** TASK TO COMPLETE **
Quote word for word the lines that run from the start of the records through the line containing "bubble (1266, 521, 1323, 580)", including both of those end lines.
──────── STORED DATA ────────
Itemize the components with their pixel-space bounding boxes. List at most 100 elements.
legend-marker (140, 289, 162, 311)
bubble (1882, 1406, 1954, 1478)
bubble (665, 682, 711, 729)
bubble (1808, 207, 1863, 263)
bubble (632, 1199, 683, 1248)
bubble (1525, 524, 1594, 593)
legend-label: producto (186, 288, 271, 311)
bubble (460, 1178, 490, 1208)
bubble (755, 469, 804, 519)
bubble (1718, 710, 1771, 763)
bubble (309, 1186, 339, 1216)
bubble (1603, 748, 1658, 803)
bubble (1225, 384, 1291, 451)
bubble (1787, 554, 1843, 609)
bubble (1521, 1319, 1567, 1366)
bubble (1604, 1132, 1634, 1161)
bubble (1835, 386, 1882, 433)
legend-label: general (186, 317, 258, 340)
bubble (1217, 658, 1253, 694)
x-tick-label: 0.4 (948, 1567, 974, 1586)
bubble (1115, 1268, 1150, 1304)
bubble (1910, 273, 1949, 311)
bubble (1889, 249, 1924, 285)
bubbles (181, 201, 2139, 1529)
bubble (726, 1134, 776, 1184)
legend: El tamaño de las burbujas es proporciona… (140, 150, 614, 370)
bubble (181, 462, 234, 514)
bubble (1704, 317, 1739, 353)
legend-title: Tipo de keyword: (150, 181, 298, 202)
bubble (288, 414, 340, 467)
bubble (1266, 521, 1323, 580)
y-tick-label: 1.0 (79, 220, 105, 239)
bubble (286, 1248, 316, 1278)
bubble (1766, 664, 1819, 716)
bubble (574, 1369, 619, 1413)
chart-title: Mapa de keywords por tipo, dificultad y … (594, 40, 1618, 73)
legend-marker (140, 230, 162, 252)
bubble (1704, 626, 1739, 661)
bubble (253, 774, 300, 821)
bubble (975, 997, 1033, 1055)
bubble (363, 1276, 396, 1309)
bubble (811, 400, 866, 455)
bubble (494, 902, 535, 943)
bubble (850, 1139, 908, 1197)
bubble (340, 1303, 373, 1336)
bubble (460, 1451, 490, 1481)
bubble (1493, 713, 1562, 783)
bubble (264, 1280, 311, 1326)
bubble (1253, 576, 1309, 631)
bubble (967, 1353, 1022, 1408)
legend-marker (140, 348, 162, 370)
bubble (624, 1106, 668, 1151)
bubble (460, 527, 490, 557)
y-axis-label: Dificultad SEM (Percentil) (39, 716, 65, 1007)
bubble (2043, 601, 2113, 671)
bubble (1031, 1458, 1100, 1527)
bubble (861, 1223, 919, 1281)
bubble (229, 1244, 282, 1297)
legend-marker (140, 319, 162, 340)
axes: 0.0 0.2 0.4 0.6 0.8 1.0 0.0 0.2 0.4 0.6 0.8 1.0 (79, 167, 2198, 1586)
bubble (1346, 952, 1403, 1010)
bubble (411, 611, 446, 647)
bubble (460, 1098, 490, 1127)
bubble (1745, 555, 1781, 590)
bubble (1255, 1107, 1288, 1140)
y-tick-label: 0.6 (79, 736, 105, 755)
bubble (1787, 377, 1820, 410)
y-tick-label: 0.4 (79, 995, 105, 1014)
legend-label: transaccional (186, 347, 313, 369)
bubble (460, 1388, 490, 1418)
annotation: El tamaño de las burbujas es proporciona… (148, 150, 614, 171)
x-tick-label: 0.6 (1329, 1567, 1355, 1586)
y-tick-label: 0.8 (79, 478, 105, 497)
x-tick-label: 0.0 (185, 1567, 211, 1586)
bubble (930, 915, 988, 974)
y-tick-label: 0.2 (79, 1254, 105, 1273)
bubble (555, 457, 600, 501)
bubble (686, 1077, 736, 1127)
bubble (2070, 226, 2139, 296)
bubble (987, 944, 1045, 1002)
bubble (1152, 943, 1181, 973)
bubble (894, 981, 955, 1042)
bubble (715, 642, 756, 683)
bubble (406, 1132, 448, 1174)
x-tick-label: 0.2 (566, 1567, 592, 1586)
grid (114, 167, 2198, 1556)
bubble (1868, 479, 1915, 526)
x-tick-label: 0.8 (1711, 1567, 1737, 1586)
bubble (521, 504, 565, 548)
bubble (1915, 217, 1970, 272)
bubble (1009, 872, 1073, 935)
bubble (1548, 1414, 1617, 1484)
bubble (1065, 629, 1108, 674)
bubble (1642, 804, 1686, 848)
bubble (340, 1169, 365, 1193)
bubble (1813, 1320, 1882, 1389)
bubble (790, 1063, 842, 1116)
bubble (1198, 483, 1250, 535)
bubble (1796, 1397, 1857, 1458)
────────
** WRITTEN RESPONSE **
Itemize the components with their pixel-space bounding boxes. List at most 100 elements.
legend-marker (140, 289, 162, 311)
bubble (1882, 1406, 1954, 1478)
bubble (665, 682, 711, 729)
bubble (1808, 207, 1863, 263)
bubble (632, 1199, 683, 1248)
bubble (1525, 524, 1594, 593)
legend-label: producto (186, 288, 271, 311)
bubble (460, 1178, 490, 1208)
bubble (755, 469, 804, 519)
bubble (1718, 710, 1771, 763)
bubble (309, 1186, 339, 1216)
bubble (1603, 748, 1658, 803)
bubble (1225, 384, 1291, 451)
bubble (1787, 554, 1843, 609)
bubble (1521, 1319, 1567, 1366)
bubble (1604, 1132, 1634, 1161)
bubble (1835, 386, 1882, 433)
legend-label: general (186, 317, 258, 340)
bubble (1217, 658, 1253, 694)
x-tick-label: 0.4 (948, 1567, 974, 1586)
bubble (1115, 1268, 1150, 1304)
bubble (1910, 273, 1949, 311)
bubble (1889, 249, 1924, 285)
bubbles (181, 201, 2139, 1529)
bubble (726, 1134, 776, 1184)
legend: El tamaño de las burbujas es proporciona… (140, 150, 614, 370)
bubble (181, 462, 234, 514)
bubble (1704, 317, 1739, 353)
legend-title: Tipo de keyword: (150, 181, 298, 202)
bubble (288, 414, 340, 467)
bubble (1266, 521, 1323, 580)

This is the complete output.